**PROVIDED RECORDS**
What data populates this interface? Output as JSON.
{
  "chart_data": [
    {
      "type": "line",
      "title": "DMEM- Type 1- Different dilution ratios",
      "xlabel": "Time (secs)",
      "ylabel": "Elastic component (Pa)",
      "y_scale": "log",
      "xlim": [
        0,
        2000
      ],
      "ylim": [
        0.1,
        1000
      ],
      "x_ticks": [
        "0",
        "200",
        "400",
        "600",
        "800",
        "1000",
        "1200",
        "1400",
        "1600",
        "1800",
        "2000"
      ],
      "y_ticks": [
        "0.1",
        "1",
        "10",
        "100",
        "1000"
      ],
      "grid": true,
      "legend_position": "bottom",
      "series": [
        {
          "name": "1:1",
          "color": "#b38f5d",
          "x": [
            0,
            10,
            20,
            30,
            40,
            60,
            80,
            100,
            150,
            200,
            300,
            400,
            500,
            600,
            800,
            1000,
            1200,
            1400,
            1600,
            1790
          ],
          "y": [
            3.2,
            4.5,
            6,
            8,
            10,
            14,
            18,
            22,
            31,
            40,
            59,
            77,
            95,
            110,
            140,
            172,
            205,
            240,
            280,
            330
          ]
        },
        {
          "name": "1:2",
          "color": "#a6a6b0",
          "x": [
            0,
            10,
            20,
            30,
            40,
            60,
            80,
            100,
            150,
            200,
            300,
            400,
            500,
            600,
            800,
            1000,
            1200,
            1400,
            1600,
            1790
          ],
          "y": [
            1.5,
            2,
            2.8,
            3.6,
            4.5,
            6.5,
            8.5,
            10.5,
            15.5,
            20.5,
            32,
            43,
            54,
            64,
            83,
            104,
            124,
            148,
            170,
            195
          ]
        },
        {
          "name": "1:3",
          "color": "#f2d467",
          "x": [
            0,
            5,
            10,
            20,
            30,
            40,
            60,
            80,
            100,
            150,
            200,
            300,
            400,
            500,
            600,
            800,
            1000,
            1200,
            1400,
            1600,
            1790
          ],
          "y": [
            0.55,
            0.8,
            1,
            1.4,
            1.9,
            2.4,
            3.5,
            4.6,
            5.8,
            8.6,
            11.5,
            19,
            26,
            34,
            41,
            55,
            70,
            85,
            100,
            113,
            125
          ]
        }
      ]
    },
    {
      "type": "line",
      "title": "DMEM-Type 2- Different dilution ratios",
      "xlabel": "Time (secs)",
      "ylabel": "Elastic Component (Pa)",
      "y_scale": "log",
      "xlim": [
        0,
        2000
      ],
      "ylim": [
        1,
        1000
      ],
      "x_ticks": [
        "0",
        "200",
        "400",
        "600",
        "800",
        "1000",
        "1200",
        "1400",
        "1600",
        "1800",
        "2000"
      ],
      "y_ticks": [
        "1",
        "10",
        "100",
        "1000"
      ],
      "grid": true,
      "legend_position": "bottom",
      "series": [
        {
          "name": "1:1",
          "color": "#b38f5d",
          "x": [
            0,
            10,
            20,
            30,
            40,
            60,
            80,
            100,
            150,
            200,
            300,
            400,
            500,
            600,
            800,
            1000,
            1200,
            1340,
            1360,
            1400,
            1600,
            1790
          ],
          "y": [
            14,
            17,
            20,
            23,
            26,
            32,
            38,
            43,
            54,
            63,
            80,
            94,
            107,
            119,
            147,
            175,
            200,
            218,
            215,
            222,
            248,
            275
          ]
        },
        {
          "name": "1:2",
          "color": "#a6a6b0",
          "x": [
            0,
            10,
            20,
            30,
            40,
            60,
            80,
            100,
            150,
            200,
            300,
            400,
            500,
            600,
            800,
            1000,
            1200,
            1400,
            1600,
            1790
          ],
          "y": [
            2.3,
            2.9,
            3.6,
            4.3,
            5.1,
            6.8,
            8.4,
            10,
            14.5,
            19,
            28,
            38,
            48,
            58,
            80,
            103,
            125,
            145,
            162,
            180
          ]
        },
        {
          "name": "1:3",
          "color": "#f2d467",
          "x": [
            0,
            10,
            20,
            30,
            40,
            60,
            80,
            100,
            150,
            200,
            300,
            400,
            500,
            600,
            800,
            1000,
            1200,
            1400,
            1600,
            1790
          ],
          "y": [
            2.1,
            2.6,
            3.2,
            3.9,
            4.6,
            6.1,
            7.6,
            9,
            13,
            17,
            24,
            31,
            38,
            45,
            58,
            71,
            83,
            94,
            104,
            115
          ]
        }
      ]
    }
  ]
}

**WHAT THIS TASK INVOLVES**
Write out every entry again exactly, please, with nothing missing.

**FINAL ANSWER**
What data populates this interface? Output as JSON.
{
  "chart_data": [
    {
      "type": "line",
      "title": "DMEM- Type 1- Different dilution ratios",
      "xlabel": "Time (secs)",
      "ylabel": "Elastic component (Pa)",
      "y_scale": "log",
      "xlim": [
        0,
        2000
      ],
      "ylim": [
        0.1,
        1000
      ],
      "x_ticks": [
        "0",
        "200",
        "400",
        "600",
        "800",
        "1000",
        "1200",
        "1400",
        "1600",
        "1800",
        "2000"
      ],
      "y_ticks": [
        "0.1",
        "1",
        "10",
        "100",
        "1000"
      ],
      "grid": true,
      "legend_position": "bottom",
      "series": [
        {
          "name": "1:1",
          "color": "#b38f5d",
          "x": [
            0,
            10,
            20,
            30,
            40,
            60,
            80,
            100,
            150,
            200,
            300,
            400,
            500,
            600,
            800,
            1000,
            1200,
            1400,
            1600,
            1790
          ],
          "y": [
            3.2,
            4.5,
            6,
            8,
            10,
            14,
            18,
            22,
            31,
            40,
            59,
            77,
            95,
            110,
            140,
            172,
            205,
            240,
            280,
            330
          ]
        },
        {
          "name": "1:2",
          "color": "#a6a6b0",
          "x": [
            0,
            10,
            20,
            30,
            40,
            60,
            80,
            100,
            150,
            200,
            300,
            400,
            500,
            600,
            800,
            1000,
            1200,
            1400,
            1600,
            1790
          ],
          "y": [
            1.5,
            2,
            2.8,
            3.6,
            4.5,
            6.5,
            8.5,
            10.5,
            15.5,
            20.5,
            32,
            43,
            54,
            64,
            83,
            104,
            124,
            148,
            170,
            195
          ]
        },
        {
          "name": "1:3",
          "color": "#f2d467",
          "x": [
            0,
            5,
            10,
            20,
            30,
            40,
            60,
            80,
            100,
            150,
            200,
            300,
            400,
            500,
            600,
            800,
            1000,
            1200,
            1400,
            1600,
            1790
          ],
          "y": [
            0.55,
            0.8,
            1,
            1.4,
            1.9,
            2.4,
            3.5,
            4.6,
            5.8,
            8.6,
            11.5,
            19,
            26,
            34,
            41,
            55,
            70,
            85,
            100,
            113,
            125
          ]
        }
      ]
    },
    {
      "type": "line",
      "title": "DMEM-Type 2- Different dilution ratios",
      "xlabel": "Time (secs)",
      "ylabel": "Elastic Component (Pa)",
      "y_scale": "log",
      "xlim": [
        0,
        2000
      ],
      "ylim": [
        1,
        1000
      ],
      "x_ticks": [
        "0",
        "200",
        "400",
        "600",
        "800",
        "1000",
        "1200",
        "1400",
        "1600",
        "1800",
        "2000"
      ],
      "y_ticks": [
        "1",
        "10",
        "100",
        "1000"
      ],
      "grid": true,
      "legend_position": "bottom",
      "series": [
        {
          "name": "1:1",
          "color": "#b38f5d",
          "x": [
            0,
            10,
            20,
            30,
            40,
            60,
            80,
            100,
            150,
            200,
            300,
            400,
            500,
            600,
            800,
            1000,
            1200,
            1340,
            1360,
            1400,
            1600,
            1790
          ],
          "y": [
            14,
            17,
            20,
            23,
            26,
            32,
            38,
            43,
            54,
            63,
            80,
            94,
            107,
            119,
            147,
            175,
            200,
            218,
            215,
            222,
            248,
            275
          ]
        },
        {
          "name": "1:2",
          "color": "#a6a6b0",
          "x": [
            0,
            10,
            20,
            30,
            40,
            60,
            80,
            100,
            150,
            200,
            300,
            400,
            500,
            600,
            800,
            1000,
            1200,
            1400,
            1600,
            1790
          ],
          "y": [
            2.3,
            2.9,
            3.6,
            4.3,
            5.1,
            6.8,
            8.4,
            10,
            14.5,
            19,
            28,
            38,
            48,
            58,
            80,
            103,
            125,
            145,
            162,
            180
          ]
        },
        {
          "name": "1:3",
          "color": "#f2d467",
          "x": [
            0,
            10,
            20,
            30,
            40,
            60,
            80,
            100,
            150,
            200,
            300,
            400,
            500,
            600,
            800,
            1000,
            1200,
            1400,
            1600,
            1790
          ],
          "y": [
            2.1,
            2.6,
            3.2,
            3.9,
            4.6,
            6.1,
            7.6,
            9,
            13,
            17,
            24,
            31,
            38,
            45,
            58,
            71,
            83,
            94,
            104,
            115
          ]
        }
      ]
    }
  ]
}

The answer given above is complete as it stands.